EXTRACTED MATERIAL ::
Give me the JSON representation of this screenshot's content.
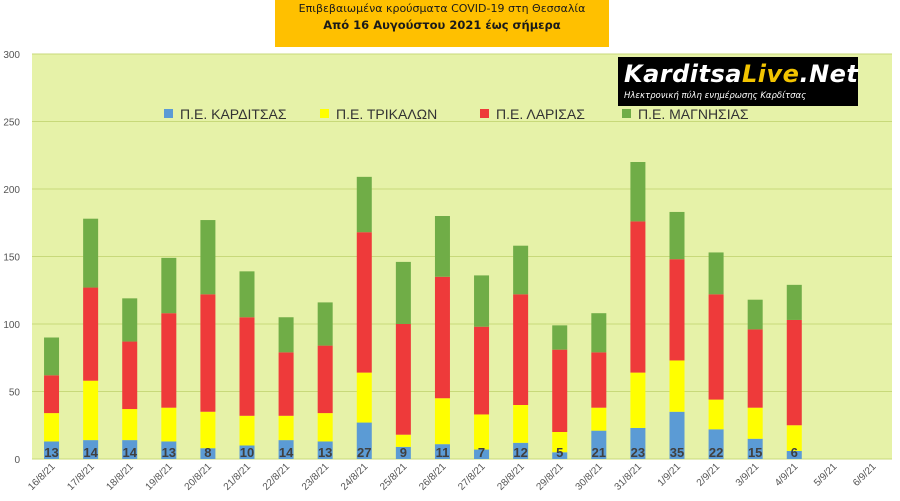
{
  "title": {
    "line1": "Επιβεβαιωμένα κρούσματα COVID-19 στη Θεσσαλία",
    "line2": "Από 16 Αυγούστου 2021 έως σήμερα"
  },
  "logo": {
    "brand_part1": "Karditsa",
    "brand_part2": "Live",
    "brand_part3": ".Net",
    "subtitle": "Ηλεκτρονική πύλη ενημέρωσης Καρδίτσας"
  },
  "colors": {
    "background": "#ffffff",
    "plot_area": "#e6f2a8",
    "gridline": "#c8d97a",
    "title_box": "#ffc000",
    "karditsa": "#5b9bd5",
    "trikala": "#ffff00",
    "larisa": "#ee3a3a",
    "magnisia": "#70ad47"
  },
  "chart_data": {
    "type": "bar",
    "stacked": true,
    "categories": [
      "16/8/21",
      "17/8/21",
      "18/8/21",
      "19/8/21",
      "20/8/21",
      "21/8/21",
      "22/8/21",
      "23/8/21",
      "24/8/21",
      "25/8/21",
      "26/8/21",
      "27/8/21",
      "28/8/21",
      "29/8/21",
      "30/8/21",
      "31/8/21",
      "1/9/21",
      "2/9/21",
      "3/9/21",
      "4/9/21",
      "5/9/21",
      "6/9/21"
    ],
    "series": [
      {
        "name": "Π.Ε. ΚΑΡΔΙΤΣΑΣ",
        "color": "#5b9bd5",
        "values": [
          13,
          14,
          14,
          13,
          8,
          10,
          14,
          13,
          27,
          9,
          11,
          7,
          12,
          5,
          21,
          23,
          35,
          22,
          15,
          6,
          0,
          0
        ]
      },
      {
        "name": "Π.Ε. ΤΡΙΚΑΛΩΝ",
        "color": "#ffff00",
        "values": [
          21,
          44,
          23,
          25,
          27,
          22,
          18,
          21,
          37,
          9,
          34,
          26,
          28,
          15,
          17,
          41,
          38,
          22,
          23,
          19,
          0,
          0
        ]
      },
      {
        "name": "Π.Ε. ΛΑΡΙΣΑΣ",
        "color": "#ee3a3a",
        "values": [
          28,
          69,
          50,
          70,
          87,
          73,
          47,
          50,
          104,
          82,
          90,
          65,
          82,
          61,
          41,
          112,
          75,
          78,
          58,
          78,
          0,
          0
        ]
      },
      {
        "name": "Π.Ε. ΜΑΓΝΗΣΙΑΣ",
        "color": "#70ad47",
        "values": [
          28,
          51,
          32,
          41,
          55,
          34,
          26,
          32,
          41,
          46,
          45,
          38,
          36,
          18,
          29,
          44,
          35,
          31,
          22,
          26,
          0,
          0
        ]
      }
    ],
    "data_labels": [
      "13",
      "14",
      "14",
      "13",
      "8",
      "10",
      "14",
      "13",
      "27",
      "9",
      "11",
      "7",
      "12",
      "5",
      "21",
      "23",
      "35",
      "22",
      "15",
      "6",
      "",
      ""
    ],
    "ylim": [
      0,
      300
    ],
    "yticks": [
      0,
      50,
      100,
      150,
      200,
      250,
      300
    ],
    "grid": true,
    "legend_position": "top"
  }
}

TASK DETAILS :: Give the number of lines above that hold the word "name", and nothing more.

RESULT OF THIS EXERCISE :: 4